Identify the lines that contain the word "ключ" and copy each one.

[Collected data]
######

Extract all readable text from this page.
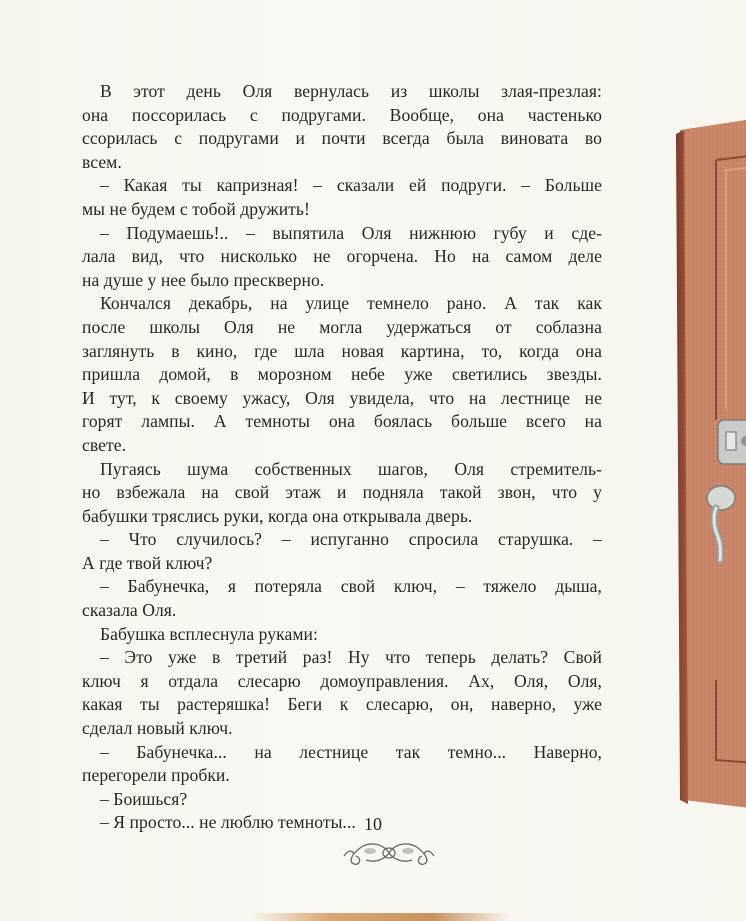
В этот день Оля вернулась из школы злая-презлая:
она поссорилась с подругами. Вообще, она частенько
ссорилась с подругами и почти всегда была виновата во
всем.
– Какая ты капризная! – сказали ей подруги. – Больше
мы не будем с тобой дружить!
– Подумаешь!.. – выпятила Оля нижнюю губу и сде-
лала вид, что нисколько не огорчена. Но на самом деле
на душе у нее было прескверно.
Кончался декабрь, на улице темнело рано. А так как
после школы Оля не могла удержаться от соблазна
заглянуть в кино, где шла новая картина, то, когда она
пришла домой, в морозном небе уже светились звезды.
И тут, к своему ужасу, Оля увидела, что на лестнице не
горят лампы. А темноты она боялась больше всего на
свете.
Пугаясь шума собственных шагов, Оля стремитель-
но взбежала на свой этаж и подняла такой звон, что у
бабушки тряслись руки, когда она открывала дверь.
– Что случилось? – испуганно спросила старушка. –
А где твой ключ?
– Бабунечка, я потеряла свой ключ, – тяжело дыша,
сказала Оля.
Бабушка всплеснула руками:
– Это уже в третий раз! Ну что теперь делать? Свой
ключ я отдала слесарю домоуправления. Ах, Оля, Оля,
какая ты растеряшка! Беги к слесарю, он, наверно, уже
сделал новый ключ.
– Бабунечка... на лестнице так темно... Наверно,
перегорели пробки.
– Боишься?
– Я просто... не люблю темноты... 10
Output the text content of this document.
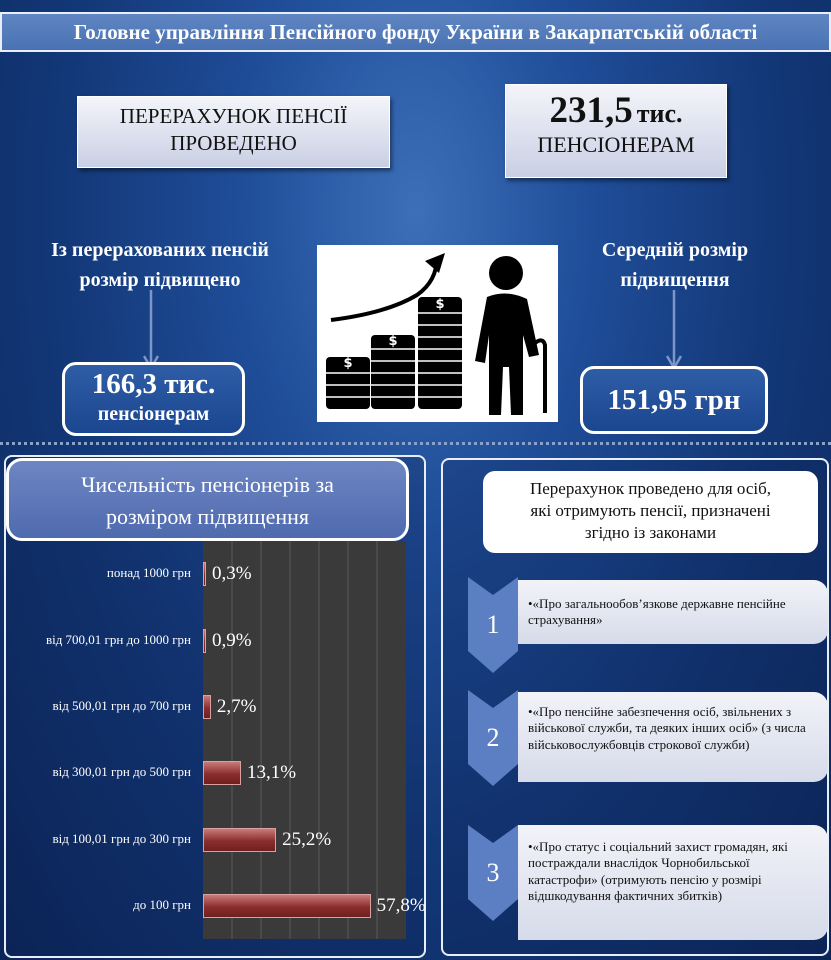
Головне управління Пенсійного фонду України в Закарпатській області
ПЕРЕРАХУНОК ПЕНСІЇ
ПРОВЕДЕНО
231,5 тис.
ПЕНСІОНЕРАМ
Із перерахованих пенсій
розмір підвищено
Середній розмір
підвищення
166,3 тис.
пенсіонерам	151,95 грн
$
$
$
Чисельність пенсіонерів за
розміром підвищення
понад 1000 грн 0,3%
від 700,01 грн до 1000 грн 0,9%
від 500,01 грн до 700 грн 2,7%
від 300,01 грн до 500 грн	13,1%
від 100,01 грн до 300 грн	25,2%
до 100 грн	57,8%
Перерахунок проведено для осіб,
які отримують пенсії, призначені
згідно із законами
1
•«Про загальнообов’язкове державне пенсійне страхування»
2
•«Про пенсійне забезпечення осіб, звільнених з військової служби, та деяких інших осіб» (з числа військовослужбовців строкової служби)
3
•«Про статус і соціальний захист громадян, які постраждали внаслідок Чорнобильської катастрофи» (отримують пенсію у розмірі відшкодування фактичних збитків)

######

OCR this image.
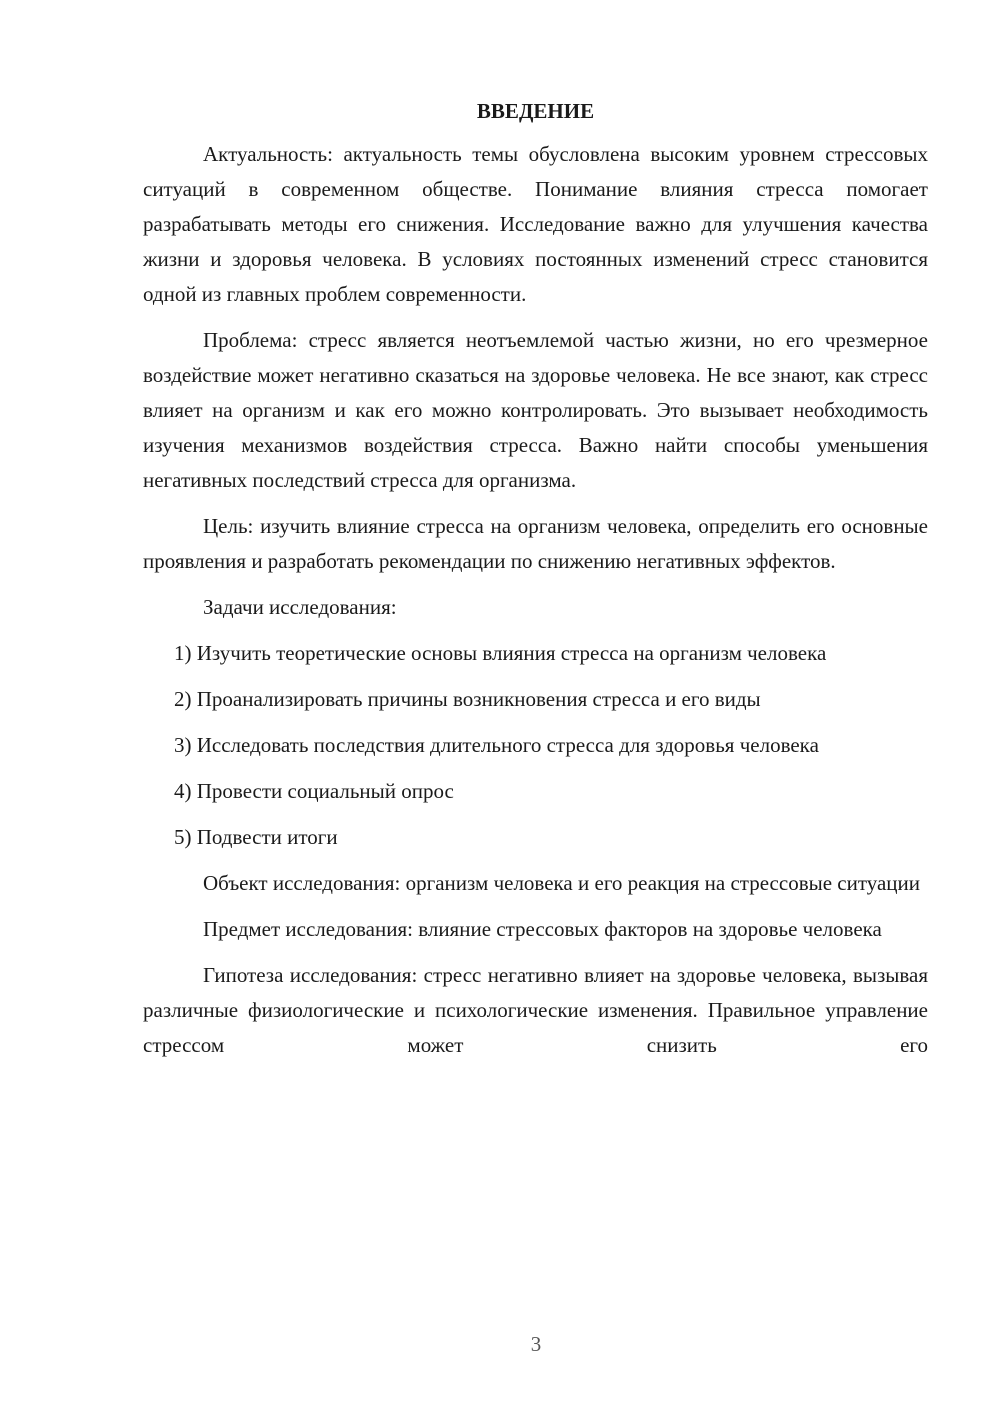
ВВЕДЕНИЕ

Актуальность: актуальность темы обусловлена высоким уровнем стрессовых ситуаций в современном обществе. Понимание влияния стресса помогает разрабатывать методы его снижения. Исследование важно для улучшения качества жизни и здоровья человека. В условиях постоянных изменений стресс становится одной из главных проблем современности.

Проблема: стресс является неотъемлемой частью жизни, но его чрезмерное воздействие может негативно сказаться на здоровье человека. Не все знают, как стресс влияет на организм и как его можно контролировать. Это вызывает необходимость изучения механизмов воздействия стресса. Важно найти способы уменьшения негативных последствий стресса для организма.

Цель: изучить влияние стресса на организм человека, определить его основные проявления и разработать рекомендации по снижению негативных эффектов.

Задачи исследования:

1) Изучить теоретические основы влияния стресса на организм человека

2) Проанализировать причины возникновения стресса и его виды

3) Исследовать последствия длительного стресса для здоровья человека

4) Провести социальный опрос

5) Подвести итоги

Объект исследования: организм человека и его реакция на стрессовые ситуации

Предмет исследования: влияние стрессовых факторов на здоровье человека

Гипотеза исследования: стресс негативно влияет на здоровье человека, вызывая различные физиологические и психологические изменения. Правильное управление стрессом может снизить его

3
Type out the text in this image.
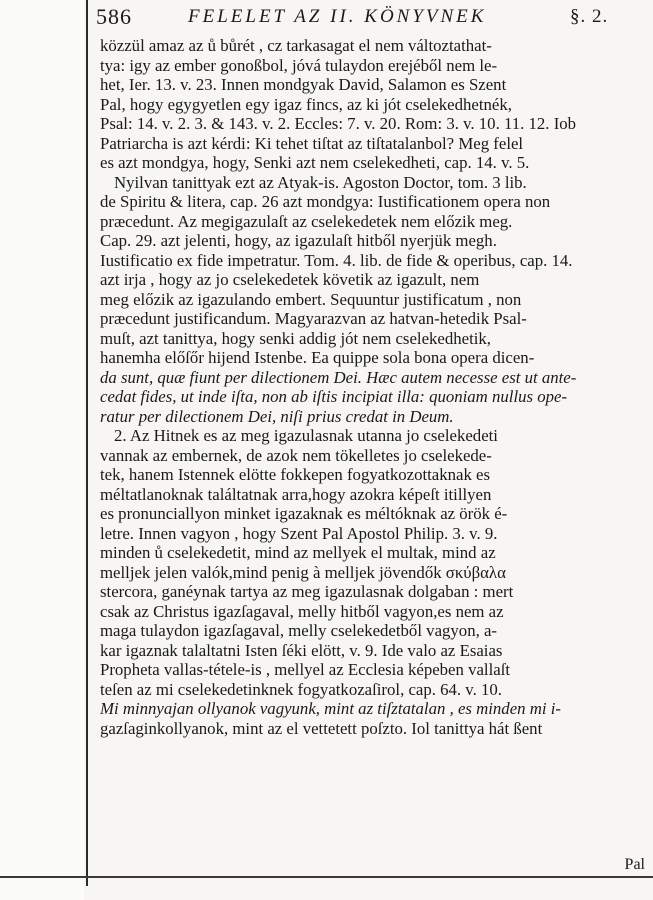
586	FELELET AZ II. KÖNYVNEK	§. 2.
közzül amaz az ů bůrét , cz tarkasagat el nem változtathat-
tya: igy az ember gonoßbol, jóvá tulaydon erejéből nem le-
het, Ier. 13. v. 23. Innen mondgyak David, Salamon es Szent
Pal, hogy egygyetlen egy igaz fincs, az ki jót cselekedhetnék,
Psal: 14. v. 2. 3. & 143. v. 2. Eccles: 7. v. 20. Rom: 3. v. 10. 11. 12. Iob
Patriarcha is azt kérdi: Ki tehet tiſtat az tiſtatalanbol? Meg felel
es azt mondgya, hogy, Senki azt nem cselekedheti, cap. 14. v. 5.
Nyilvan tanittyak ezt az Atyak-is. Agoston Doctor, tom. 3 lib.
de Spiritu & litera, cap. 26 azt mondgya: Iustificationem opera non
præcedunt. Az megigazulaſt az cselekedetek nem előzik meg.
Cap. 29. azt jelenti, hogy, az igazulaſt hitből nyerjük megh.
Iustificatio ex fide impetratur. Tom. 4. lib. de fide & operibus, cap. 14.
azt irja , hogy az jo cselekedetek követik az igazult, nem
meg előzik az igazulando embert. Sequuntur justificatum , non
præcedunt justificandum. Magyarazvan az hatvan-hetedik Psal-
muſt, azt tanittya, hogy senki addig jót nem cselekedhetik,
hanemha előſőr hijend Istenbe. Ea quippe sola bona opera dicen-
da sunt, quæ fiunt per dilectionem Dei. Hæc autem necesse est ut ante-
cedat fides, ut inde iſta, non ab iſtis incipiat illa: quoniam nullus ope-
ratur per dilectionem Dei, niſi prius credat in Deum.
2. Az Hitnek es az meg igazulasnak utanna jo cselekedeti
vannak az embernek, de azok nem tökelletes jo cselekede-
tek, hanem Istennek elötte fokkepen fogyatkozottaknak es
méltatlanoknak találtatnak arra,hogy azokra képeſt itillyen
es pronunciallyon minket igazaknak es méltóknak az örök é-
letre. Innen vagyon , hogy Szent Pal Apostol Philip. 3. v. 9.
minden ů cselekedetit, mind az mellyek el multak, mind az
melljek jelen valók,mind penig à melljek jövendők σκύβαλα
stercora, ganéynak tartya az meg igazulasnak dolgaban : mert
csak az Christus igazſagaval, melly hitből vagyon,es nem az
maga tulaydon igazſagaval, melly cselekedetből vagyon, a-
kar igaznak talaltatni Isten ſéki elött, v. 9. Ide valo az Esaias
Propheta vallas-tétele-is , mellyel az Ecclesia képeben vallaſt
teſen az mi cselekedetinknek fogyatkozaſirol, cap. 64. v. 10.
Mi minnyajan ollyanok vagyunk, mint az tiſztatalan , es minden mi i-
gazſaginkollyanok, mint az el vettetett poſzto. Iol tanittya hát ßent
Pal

######

Task output:
А где твой ключ?
– Бабунечка, я потеряла свой ключ, – тяжело дыша,
ключ я отдала слесарю домоуправления. Ах, Оля, Оля,
сделал новый ключ.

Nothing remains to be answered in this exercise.